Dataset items
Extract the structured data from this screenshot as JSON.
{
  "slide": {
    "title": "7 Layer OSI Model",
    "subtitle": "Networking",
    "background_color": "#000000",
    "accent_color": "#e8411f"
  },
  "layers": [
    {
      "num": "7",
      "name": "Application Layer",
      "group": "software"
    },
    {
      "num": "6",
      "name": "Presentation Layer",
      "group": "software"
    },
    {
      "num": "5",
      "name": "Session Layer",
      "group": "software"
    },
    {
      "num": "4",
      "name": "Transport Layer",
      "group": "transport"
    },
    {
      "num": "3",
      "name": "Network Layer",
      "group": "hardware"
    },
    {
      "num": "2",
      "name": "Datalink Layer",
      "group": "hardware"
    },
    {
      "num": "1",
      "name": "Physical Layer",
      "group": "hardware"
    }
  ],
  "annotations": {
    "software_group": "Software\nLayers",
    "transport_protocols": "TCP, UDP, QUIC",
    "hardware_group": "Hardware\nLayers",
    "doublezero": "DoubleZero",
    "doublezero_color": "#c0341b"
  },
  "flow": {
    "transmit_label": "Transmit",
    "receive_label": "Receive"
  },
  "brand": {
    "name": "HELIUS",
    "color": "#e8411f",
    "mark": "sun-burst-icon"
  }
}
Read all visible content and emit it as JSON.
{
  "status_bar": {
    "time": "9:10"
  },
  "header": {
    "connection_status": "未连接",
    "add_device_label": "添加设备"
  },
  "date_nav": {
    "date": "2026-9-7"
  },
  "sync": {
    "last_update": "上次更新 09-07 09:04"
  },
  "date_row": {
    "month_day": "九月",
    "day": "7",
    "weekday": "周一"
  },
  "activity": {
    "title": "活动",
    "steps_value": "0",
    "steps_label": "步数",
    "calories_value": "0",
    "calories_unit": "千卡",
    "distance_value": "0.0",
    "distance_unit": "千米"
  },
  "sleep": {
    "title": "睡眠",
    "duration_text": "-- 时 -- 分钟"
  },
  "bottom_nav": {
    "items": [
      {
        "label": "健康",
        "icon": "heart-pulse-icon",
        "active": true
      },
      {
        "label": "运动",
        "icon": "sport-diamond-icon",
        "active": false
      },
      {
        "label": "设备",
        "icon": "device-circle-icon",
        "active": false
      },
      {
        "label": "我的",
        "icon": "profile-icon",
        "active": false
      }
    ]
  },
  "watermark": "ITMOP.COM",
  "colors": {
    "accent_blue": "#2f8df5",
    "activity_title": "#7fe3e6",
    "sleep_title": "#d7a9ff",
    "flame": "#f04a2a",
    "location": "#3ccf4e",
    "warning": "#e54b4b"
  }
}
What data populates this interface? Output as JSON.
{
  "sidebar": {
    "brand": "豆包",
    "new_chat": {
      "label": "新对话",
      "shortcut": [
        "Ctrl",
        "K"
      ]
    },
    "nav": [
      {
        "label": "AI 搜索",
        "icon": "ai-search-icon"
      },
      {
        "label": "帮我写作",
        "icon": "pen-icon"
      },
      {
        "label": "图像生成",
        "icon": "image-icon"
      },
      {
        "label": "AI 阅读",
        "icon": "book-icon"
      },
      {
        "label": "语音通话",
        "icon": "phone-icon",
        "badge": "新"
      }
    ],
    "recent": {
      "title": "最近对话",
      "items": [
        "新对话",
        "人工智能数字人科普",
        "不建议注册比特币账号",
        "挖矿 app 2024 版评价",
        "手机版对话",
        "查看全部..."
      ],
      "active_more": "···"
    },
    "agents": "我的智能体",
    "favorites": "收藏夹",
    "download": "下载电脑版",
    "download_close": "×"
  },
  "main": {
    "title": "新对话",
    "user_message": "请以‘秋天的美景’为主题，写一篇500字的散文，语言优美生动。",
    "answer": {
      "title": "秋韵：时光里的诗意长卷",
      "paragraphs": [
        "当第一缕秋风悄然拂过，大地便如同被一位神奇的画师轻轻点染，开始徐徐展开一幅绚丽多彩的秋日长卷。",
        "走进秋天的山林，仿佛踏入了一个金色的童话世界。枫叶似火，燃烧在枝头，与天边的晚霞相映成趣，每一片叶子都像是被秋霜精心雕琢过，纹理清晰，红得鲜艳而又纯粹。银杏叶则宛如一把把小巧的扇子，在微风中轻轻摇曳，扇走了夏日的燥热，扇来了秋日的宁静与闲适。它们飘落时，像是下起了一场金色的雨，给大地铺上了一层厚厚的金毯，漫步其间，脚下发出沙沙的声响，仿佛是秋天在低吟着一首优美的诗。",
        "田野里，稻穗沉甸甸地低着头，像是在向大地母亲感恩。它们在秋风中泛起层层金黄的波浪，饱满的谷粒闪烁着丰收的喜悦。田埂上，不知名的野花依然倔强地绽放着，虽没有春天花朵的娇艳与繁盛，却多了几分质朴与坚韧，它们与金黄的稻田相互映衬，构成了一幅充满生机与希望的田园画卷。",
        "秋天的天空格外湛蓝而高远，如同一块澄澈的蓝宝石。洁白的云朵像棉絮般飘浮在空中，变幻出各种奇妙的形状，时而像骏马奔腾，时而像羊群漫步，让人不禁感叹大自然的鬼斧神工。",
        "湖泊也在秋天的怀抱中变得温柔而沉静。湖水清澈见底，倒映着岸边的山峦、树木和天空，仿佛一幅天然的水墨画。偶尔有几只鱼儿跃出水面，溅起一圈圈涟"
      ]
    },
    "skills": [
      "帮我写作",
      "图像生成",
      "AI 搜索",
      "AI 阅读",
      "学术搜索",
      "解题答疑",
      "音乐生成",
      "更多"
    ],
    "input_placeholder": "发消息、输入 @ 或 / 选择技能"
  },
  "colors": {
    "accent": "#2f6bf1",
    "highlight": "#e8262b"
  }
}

◆ Given instruction ◆
Please restate the whole listing word for word.

◆ Answer to this task ◆
Extract the structured data from this screenshot as JSON.
{
  "slide": {
    "title": "7 Layer OSI Model",
    "subtitle": "Networking",
    "background_color": "#000000",
    "accent_color": "#e8411f"
  },
  "layers": [
    {
      "num": "7",
      "name": "Application Layer",
      "group": "software"
    },
    {
      "num": "6",
      "name": "Presentation Layer",
      "group": "software"
    },
    {
      "num": "5",
      "name": "Session Layer",
      "group": "software"
    },
    {
      "num": "4",
      "name": "Transport Layer",
      "group": "transport"
    },
    {
      "num": "3",
      "name": "Network Layer",
      "group": "hardware"
    },
    {
      "num": "2",
      "name": "Datalink Layer",
      "group": "hardware"
    },
    {
      "num": "1",
      "name": "Physical Layer",
      "group": "hardware"
    }
  ],
  "annotations": {
    "software_group": "Software\nLayers",
    "transport_protocols": "TCP, UDP, QUIC",
    "hardware_group": "Hardware\nLayers",
    "doublezero": "DoubleZero",
    "doublezero_color": "#c0341b"
  },
  "flow": {
    "transmit_label": "Transmit",
    "receive_label": "Receive"
  },
  "brand": {
    "name": "HELIUS",
    "color": "#e8411f",
    "mark": "sun-burst-icon"
  }
}
Read all visible content and emit it as JSON.
{
  "status_bar": {
    "time": "9:10"
  },
  "header": {
    "connection_status": "未连接",
    "add_device_label": "添加设备"
  },
  "date_nav": {
    "date": "2026-9-7"
  },
  "sync": {
    "last_update": "上次更新 09-07 09:04"
  },
  "date_row": {
    "month_day": "九月",
    "day": "7",
    "weekday": "周一"
  },
  "activity": {
    "title": "活动",
    "steps_value": "0",
    "steps_label": "步数",
    "calories_value": "0",
    "calories_unit": "千卡",
    "distance_value": "0.0",
    "distance_unit": "千米"
  },
  "sleep": {
    "title": "睡眠",
    "duration_text": "-- 时 -- 分钟"
  },
  "bottom_nav": {
    "items": [
      {
        "label": "健康",
        "icon": "heart-pulse-icon",
        "active": true
      },
      {
        "label": "运动",
        "icon": "sport-diamond-icon",
        "active": false
      },
      {
        "label": "设备",
        "icon": "device-circle-icon",
        "active": false
      },
      {
        "label": "我的",
        "icon": "profile-icon",
        "active": false
      }
    ]
  },
  "watermark": "ITMOP.COM",
  "colors": {
    "accent_blue": "#2f8df5",
    "activity_title": "#7fe3e6",
    "sleep_title": "#d7a9ff",
    "flame": "#f04a2a",
    "location": "#3ccf4e",
    "warning": "#e54b4b"
  }
}
What data populates this interface? Output as JSON.
{
  "sidebar": {
    "brand": "豆包",
    "new_chat": {
      "label": "新对话",
      "shortcut": [
        "Ctrl",
        "K"
      ]
    },
    "nav": [
      {
        "label": "AI 搜索",
        "icon": "ai-search-icon"
      },
      {
        "label": "帮我写作",
        "icon": "pen-icon"
      },
      {
        "label": "图像生成",
        "icon": "image-icon"
      },
      {
        "label": "AI 阅读",
        "icon": "book-icon"
      },
      {
        "label": "语音通话",
        "icon": "phone-icon",
        "badge": "新"
      }
    ],
    "recent": {
      "title": "最近对话",
      "items": [
        "新对话",
        "人工智能数字人科普",
        "不建议注册比特币账号",
        "挖矿 app 2024 版评价",
        "手机版对话",
        "查看全部..."
      ],
      "active_more": "···"
    },
    "agents": "我的智能体",
    "favorites": "收藏夹",
    "download": "下载电脑版",
    "download_close": "×"
  },
  "main": {
    "title": "新对话",
    "user_message": "请以‘秋天的美景’为主题，写一篇500字的散文，语言优美生动。",
    "answer": {
      "title": "秋韵：时光里的诗意长卷",
      "paragraphs": [
        "当第一缕秋风悄然拂过，大地便如同被一位神奇的画师轻轻点染，开始徐徐展开一幅绚丽多彩的秋日长卷。",
        "走进秋天的山林，仿佛踏入了一个金色的童话世界。枫叶似火，燃烧在枝头，与天边的晚霞相映成趣，每一片叶子都像是被秋霜精心雕琢过，纹理清晰，红得鲜艳而又纯粹。银杏叶则宛如一把把小巧的扇子，在微风中轻轻摇曳，扇走了夏日的燥热，扇来了秋日的宁静与闲适。它们飘落时，像是下起了一场金色的雨，给大地铺上了一层厚厚的金毯，漫步其间，脚下发出沙沙的声响，仿佛是秋天在低吟着一首优美的诗。",
        "田野里，稻穗沉甸甸地低着头，像是在向大地母亲感恩。它们在秋风中泛起层层金黄的波浪，饱满的谷粒闪烁着丰收的喜悦。田埂上，不知名的野花依然倔强地绽放着，虽没有春天花朵的娇艳与繁盛，却多了几分质朴与坚韧，它们与金黄的稻田相互映衬，构成了一幅充满生机与希望的田园画卷。",
        "秋天的天空格外湛蓝而高远，如同一块澄澈的蓝宝石。洁白的云朵像棉絮般飘浮在空中，变幻出各种奇妙的形状，时而像骏马奔腾，时而像羊群漫步，让人不禁感叹大自然的鬼斧神工。",
        "湖泊也在秋天的怀抱中变得温柔而沉静。湖水清澈见底，倒映着岸边的山峦、树木和天空，仿佛一幅天然的水墨画。偶尔有几只鱼儿跃出水面，溅起一圈圈涟"
      ]
    },
    "skills": [
      "帮我写作",
      "图像生成",
      "AI 搜索",
      "AI 阅读",
      "学术搜索",
      "解题答疑",
      "音乐生成",
      "更多"
    ],
    "input_placeholder": "发消息、输入 @ 或 / 选择技能"
  },
  "colors": {
    "accent": "#2f6bf1",
    "highlight": "#e8262b"
  }
}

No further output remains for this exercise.